> _Work instructions_: Lines before the one containing "What does this" are excluded; print that line and every line after it through the end of the material below, exactly.
[start Raw data]
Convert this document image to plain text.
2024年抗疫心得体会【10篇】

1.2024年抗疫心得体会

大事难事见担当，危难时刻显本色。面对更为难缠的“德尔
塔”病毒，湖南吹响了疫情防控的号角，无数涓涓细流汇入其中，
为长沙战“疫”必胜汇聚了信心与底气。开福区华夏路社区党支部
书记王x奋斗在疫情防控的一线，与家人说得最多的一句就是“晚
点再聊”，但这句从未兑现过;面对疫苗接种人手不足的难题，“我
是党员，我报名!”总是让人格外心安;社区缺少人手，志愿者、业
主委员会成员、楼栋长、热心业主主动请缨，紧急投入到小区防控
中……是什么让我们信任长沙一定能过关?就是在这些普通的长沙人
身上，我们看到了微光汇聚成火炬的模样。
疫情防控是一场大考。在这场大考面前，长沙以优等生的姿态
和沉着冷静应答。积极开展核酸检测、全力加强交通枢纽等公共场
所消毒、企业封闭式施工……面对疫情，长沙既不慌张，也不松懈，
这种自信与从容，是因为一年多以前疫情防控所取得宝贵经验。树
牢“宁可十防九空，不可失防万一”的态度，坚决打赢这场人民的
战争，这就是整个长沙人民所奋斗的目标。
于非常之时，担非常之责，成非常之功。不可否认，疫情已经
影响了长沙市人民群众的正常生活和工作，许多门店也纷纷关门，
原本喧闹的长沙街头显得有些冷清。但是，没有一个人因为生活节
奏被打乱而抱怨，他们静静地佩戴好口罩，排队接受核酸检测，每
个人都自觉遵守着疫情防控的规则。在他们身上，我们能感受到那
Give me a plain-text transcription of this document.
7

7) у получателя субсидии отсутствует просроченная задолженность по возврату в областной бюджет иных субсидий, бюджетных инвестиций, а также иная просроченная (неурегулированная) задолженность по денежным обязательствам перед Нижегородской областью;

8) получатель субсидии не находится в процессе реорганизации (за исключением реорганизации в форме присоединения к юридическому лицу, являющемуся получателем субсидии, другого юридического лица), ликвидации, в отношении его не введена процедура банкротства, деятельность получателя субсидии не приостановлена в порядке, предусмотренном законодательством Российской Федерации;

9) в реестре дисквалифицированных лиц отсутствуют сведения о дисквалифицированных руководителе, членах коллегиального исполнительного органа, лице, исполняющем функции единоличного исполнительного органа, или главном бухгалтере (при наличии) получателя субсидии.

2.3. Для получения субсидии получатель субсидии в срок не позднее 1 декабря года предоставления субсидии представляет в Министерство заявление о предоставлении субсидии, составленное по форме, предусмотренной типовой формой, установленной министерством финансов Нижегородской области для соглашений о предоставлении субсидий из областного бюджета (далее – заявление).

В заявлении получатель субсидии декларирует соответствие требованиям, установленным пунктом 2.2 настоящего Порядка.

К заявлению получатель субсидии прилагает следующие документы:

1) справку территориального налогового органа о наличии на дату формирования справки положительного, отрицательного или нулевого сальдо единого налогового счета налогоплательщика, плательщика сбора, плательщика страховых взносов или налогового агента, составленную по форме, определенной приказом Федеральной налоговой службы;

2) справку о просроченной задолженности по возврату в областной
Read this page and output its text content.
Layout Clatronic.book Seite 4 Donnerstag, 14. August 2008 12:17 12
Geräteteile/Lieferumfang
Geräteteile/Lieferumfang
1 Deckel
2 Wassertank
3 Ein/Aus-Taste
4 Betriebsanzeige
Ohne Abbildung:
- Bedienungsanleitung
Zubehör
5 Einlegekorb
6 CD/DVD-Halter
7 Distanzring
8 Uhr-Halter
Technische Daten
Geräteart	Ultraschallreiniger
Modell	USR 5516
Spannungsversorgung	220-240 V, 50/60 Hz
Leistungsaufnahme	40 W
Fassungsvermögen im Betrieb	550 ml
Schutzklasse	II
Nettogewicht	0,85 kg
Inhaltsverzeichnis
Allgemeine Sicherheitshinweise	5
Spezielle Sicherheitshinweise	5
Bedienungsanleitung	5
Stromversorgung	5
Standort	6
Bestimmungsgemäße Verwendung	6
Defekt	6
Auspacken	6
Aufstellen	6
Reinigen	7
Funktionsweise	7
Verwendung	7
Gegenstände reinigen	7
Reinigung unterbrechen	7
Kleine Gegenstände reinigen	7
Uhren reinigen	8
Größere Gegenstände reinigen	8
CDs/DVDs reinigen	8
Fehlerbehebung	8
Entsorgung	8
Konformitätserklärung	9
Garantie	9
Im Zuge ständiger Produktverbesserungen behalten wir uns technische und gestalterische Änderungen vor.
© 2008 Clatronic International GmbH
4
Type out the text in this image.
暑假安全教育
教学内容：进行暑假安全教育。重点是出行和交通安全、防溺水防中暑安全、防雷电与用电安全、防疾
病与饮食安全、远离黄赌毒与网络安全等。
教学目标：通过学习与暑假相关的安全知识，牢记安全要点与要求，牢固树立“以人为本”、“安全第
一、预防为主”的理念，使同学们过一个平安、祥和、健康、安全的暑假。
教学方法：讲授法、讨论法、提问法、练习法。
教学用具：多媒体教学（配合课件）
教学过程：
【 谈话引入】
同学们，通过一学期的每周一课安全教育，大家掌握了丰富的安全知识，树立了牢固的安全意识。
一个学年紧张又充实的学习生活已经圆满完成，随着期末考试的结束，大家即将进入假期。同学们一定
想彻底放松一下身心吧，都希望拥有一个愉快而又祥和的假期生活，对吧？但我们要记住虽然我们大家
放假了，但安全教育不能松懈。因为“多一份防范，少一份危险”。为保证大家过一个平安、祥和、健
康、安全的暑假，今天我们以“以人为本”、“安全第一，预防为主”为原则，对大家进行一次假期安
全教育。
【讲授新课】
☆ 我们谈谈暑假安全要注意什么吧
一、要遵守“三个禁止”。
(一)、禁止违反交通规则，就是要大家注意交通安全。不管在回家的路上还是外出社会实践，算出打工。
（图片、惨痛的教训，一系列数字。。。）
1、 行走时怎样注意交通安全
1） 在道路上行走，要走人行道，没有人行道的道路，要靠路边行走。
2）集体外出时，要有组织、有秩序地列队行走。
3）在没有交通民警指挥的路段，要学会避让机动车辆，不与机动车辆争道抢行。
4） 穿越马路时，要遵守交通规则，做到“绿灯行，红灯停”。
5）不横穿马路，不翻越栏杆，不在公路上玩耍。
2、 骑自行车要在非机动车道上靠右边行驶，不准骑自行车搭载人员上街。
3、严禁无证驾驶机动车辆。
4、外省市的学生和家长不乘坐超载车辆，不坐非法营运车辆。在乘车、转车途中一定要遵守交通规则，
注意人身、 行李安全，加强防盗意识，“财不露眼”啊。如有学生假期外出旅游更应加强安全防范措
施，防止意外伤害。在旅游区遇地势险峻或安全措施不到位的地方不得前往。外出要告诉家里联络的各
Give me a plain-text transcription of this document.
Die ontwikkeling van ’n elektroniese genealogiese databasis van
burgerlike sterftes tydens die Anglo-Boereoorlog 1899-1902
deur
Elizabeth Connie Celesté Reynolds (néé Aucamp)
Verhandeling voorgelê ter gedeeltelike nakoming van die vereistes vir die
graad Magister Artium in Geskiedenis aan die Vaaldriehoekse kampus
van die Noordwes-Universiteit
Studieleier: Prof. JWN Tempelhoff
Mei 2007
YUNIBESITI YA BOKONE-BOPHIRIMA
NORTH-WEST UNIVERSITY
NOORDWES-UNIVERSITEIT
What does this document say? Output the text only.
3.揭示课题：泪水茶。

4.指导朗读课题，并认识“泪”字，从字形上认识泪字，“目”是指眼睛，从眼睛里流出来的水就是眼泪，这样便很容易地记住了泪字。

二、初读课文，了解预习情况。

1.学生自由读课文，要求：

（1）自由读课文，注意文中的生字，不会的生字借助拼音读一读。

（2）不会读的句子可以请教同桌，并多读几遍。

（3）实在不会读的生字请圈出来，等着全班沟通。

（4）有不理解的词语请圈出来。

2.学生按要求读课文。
[end Raw data]
> _Solution below_:
What does this document say? Output the text only.
3.揭示课题：泪水茶。

4.指导朗读课题，并认识“泪”字，从字形上认识泪字，“目”是指眼睛，从眼睛里流出来的水就是眼泪，这样便很容易地记住了泪字。

二、初读课文，了解预习情况。

1.学生自由读课文，要求：

（1）自由读课文，注意文中的生字，不会的生字借助拼音读一读。

（2）不会读的句子可以请教同桌，并多读几遍。

（3）实在不会读的生字请圈出来，等着全班沟通。

（4）有不理解的词语请圈出来。

2.学生按要求读课文。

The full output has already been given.